Lines of data:
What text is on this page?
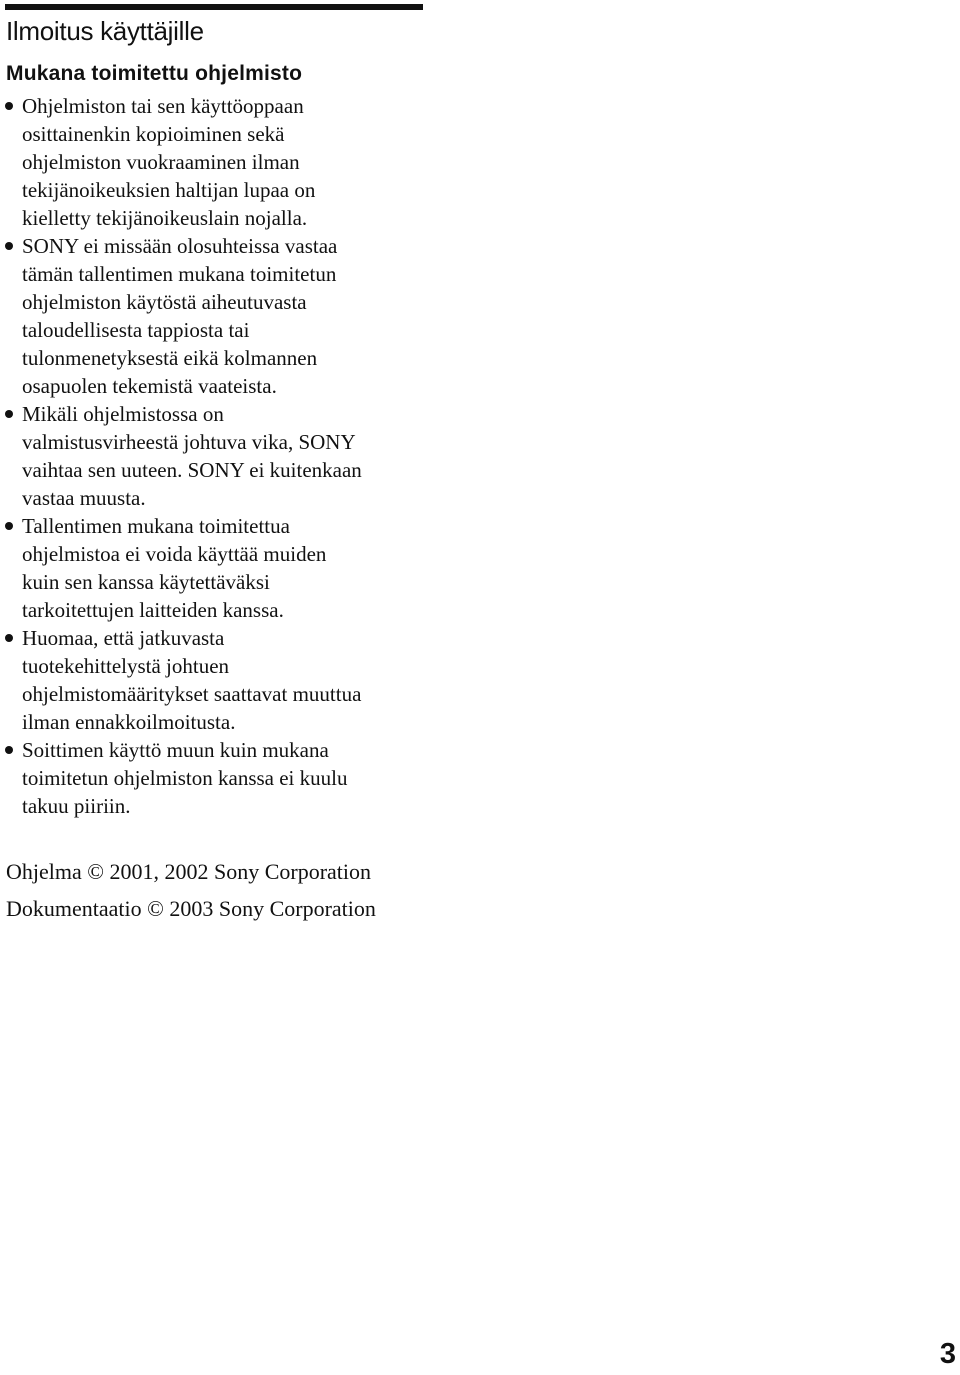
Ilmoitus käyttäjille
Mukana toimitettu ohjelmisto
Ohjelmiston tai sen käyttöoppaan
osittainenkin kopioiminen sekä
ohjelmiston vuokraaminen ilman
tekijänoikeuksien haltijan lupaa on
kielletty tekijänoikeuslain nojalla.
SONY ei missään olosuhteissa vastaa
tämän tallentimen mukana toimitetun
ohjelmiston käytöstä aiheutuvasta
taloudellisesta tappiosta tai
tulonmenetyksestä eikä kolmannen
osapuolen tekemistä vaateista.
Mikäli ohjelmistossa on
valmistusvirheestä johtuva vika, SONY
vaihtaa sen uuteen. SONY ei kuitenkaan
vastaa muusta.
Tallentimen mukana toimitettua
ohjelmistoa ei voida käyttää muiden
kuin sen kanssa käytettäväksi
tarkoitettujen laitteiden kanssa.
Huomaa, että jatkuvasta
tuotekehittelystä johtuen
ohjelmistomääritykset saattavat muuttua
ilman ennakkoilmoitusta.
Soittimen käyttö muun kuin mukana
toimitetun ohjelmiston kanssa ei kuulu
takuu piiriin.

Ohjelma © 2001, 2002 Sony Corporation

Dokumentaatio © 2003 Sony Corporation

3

**STATED EXERCISE**
Above are entries; state the number of lines among them that contain "Corporation", and nothing else.

**TASK SOLUTION**
2